WHAT IS NEEDED - With "ytwI" as the search word, show every line of the material that has it.

RAW DATA -
——

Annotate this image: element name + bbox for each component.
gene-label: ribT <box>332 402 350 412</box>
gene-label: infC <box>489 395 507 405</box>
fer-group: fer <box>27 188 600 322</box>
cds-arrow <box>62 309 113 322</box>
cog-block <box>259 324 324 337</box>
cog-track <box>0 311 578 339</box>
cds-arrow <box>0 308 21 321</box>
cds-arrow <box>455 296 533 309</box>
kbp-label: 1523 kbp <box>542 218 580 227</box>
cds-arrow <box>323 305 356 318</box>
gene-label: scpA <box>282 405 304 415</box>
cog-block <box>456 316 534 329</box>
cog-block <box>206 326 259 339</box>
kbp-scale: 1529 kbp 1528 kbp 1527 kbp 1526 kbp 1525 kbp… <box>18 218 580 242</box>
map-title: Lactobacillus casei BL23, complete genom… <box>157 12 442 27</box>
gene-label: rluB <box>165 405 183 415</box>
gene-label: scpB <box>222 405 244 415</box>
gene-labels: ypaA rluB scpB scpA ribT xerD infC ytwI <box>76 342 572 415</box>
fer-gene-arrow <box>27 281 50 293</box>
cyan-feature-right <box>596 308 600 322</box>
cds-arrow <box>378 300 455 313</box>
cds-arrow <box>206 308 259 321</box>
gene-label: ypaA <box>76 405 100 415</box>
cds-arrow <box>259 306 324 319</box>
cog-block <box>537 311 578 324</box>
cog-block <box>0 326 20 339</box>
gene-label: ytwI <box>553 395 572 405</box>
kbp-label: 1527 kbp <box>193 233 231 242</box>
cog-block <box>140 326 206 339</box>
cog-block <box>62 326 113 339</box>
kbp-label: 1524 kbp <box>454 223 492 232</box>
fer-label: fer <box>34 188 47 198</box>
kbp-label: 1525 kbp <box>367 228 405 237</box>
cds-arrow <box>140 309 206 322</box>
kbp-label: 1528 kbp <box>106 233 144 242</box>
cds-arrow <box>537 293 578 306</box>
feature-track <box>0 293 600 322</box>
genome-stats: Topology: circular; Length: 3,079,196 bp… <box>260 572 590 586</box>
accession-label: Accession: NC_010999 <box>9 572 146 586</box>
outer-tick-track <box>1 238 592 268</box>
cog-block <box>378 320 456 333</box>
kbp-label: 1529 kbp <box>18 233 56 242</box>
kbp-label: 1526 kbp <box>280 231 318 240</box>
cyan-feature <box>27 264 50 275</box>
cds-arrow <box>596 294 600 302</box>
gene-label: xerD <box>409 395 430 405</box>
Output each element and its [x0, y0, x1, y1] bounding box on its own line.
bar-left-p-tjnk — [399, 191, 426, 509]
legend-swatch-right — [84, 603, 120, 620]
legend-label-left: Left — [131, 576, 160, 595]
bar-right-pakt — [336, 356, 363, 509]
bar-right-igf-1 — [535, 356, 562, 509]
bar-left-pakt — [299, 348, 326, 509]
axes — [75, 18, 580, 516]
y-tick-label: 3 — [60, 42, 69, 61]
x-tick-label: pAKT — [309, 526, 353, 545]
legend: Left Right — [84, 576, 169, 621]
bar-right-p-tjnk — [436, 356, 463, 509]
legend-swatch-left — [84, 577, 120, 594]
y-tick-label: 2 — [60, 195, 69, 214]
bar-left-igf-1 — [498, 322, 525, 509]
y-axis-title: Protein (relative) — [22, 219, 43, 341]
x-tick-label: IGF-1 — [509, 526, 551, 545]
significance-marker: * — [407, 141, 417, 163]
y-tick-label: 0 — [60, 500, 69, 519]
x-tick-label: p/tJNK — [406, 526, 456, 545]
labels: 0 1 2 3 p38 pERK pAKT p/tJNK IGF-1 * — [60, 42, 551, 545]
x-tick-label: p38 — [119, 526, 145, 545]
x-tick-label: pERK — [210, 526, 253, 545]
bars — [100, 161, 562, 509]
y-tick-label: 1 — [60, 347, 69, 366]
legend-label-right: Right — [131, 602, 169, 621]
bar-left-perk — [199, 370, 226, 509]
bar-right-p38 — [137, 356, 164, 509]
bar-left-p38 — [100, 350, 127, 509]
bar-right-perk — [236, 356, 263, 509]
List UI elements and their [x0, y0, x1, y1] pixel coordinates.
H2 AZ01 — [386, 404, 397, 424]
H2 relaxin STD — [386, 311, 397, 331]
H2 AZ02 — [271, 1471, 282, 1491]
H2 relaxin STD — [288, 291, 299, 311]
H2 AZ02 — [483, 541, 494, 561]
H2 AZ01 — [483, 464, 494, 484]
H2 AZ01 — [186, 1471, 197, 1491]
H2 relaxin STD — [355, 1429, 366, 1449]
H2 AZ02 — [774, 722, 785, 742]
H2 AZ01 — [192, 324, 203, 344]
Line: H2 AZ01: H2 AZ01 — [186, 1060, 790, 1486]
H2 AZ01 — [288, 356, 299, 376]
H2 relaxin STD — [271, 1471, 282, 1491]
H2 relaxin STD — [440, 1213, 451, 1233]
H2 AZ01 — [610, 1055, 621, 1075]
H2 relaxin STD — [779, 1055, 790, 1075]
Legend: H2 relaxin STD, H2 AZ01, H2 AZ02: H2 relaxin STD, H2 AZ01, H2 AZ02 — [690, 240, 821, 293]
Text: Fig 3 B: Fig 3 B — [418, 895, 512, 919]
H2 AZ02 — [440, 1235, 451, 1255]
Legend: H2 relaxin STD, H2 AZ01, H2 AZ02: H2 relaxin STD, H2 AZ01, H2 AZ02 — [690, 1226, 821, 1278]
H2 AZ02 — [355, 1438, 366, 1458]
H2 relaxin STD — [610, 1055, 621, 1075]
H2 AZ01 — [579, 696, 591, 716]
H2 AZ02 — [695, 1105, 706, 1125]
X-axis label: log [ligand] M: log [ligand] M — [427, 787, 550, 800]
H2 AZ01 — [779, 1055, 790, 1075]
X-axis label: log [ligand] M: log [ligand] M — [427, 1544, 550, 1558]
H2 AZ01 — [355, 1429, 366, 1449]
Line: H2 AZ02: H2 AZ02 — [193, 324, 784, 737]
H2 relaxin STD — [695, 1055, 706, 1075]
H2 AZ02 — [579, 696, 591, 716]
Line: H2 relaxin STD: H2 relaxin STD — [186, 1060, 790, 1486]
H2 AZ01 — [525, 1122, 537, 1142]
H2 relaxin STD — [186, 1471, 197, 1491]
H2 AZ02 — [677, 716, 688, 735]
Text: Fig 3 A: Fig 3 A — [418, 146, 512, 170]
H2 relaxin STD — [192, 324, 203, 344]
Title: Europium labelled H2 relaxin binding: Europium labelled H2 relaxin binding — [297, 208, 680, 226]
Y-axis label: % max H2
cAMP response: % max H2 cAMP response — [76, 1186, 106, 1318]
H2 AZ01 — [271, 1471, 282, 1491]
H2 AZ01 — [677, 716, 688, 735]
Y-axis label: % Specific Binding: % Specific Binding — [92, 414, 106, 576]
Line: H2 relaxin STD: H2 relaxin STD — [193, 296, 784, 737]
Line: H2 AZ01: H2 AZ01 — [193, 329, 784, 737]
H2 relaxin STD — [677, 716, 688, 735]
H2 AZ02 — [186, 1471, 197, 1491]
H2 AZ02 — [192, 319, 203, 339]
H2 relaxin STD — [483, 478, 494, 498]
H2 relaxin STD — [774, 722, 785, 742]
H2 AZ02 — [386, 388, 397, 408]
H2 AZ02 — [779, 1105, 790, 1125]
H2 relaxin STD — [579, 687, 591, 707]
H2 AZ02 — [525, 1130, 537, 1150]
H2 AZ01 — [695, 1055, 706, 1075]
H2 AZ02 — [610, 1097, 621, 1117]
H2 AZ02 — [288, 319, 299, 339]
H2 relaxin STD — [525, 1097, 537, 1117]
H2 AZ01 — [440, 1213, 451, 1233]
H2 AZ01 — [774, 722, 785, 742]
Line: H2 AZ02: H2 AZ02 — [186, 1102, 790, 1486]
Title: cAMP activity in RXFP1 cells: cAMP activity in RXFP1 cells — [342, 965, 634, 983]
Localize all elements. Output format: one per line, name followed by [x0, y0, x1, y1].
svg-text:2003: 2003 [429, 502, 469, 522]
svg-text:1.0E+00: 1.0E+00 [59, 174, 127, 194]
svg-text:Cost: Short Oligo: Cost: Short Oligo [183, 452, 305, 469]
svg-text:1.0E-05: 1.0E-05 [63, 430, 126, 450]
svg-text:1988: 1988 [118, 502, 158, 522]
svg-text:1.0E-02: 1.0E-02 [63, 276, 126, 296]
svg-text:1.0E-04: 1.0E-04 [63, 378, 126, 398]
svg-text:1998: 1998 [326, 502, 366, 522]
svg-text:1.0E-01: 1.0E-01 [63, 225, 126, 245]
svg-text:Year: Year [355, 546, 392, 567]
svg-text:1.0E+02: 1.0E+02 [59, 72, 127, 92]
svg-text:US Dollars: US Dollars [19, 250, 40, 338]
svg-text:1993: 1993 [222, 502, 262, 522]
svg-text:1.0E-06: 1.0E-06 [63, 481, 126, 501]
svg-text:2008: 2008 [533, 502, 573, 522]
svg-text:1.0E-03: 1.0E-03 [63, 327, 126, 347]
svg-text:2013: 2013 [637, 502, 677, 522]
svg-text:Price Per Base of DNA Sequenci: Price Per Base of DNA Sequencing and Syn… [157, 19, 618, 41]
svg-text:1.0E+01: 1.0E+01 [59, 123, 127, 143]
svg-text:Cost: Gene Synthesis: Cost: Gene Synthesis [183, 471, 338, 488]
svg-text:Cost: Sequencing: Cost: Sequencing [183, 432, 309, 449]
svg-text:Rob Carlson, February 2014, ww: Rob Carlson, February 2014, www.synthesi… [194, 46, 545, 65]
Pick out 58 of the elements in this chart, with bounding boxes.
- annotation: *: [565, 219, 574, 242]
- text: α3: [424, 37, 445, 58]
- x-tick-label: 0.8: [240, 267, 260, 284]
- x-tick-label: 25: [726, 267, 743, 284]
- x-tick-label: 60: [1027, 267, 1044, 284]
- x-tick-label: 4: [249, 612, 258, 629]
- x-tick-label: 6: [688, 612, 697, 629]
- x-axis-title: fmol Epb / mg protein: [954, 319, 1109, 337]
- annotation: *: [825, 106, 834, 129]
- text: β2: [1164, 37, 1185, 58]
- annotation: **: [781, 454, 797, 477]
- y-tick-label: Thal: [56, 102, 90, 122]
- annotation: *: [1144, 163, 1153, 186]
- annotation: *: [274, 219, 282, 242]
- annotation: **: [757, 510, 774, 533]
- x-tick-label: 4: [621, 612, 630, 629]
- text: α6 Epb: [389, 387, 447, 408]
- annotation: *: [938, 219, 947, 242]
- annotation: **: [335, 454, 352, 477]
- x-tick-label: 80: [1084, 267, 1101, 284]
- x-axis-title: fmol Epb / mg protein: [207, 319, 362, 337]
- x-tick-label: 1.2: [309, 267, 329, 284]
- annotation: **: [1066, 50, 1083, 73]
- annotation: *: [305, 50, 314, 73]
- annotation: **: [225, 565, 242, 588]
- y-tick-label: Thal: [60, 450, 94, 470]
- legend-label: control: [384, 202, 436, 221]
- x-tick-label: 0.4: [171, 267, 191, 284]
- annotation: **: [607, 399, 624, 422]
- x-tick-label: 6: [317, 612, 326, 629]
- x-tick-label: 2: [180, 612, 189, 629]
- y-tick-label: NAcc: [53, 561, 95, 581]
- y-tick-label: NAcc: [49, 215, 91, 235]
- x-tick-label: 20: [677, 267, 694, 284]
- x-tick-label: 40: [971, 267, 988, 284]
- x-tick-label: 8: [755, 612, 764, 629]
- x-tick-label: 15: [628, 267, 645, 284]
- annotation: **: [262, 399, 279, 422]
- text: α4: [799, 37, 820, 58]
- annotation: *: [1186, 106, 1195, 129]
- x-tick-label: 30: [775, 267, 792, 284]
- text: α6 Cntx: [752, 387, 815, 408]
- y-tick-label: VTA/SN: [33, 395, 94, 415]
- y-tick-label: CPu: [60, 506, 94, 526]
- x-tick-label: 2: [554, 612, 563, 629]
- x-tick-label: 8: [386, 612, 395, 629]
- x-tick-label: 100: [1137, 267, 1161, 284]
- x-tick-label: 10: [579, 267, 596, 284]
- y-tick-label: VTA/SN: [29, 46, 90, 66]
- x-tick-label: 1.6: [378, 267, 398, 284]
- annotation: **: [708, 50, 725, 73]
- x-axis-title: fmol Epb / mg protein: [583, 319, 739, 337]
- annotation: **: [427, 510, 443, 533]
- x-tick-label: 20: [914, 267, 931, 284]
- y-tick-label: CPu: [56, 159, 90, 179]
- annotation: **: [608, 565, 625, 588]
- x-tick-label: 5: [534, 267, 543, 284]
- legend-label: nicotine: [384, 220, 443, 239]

——

SOLUTION TO THIS EXERCISE -
gene-labels: ypaA rluB scpB scpA ribT xerD infC ytwI <box>76 342 572 415</box>
gene-label: ytwI <box>553 395 572 405</box>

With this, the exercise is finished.